Task objective:
Copy every line in which the string "time" occurs.
** start of Given records **
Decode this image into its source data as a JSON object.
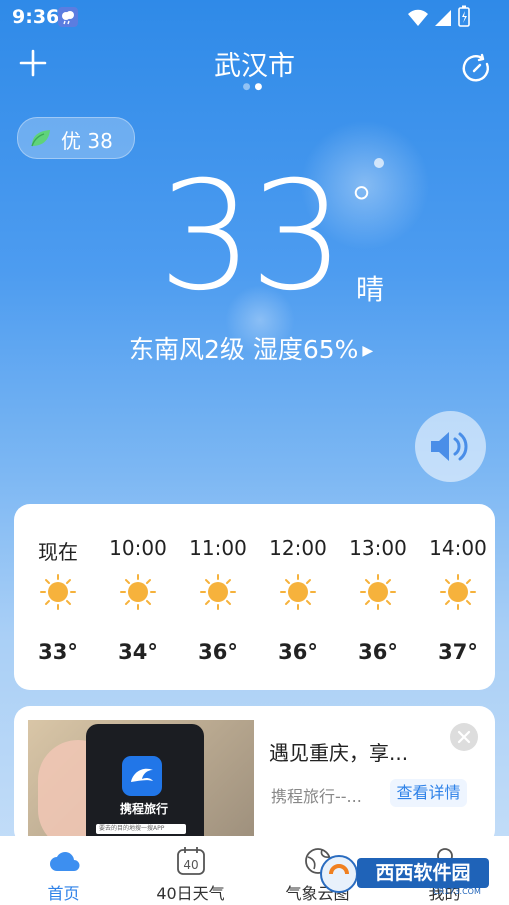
{
  "status_bar": {
    "time": "9:36"
  },
  "header": {
    "city": "武汉市",
    "page_dots": "• •"
  },
  "air_quality": {
    "label": "优 38"
  },
  "current": {
    "temperature": "33",
    "degree_symbol": "°",
    "condition": "晴",
    "wind_humidity": "东南风2级 湿度65%"
  },
  "hourly": [
    {
      "time": "现在",
      "temp": "33°"
    },
    {
      "time": "10:00",
      "temp": "34°"
    },
    {
      "time": "11:00",
      "temp": "36°"
    },
    {
      "time": "12:00",
      "temp": "36°"
    },
    {
      "time": "13:00",
      "temp": "36°"
    },
    {
      "time": "14:00",
      "temp": "37°"
    }
  ],
  "ad": {
    "title": "遇见重庆，享...",
    "source": "携程旅行--...",
    "button": "查看详情",
    "image_brand": "携程旅行",
    "image_search": "要去的目的地搜一搜APP"
  },
  "bottom_nav": [
    {
      "label": "首页",
      "active": true
    },
    {
      "label": "40日天气",
      "calendar_number": "40"
    },
    {
      "label": "气象云图"
    },
    {
      "label": "我的"
    }
  ],
  "watermark": {
    "text": "西西软件园",
    "sub": "CR173.COM"
  },
  "colors": {
    "accent": "#2f82e8",
    "sun": "#f6b23c"
  }
}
** end of Given records **
Exercise output:
    "time": "9:36"
      "time": "现在",
      "time": "10:00",
      "time": "11:00",
      "time": "12:00",
      "time": "13:00",
      "time": "14:00",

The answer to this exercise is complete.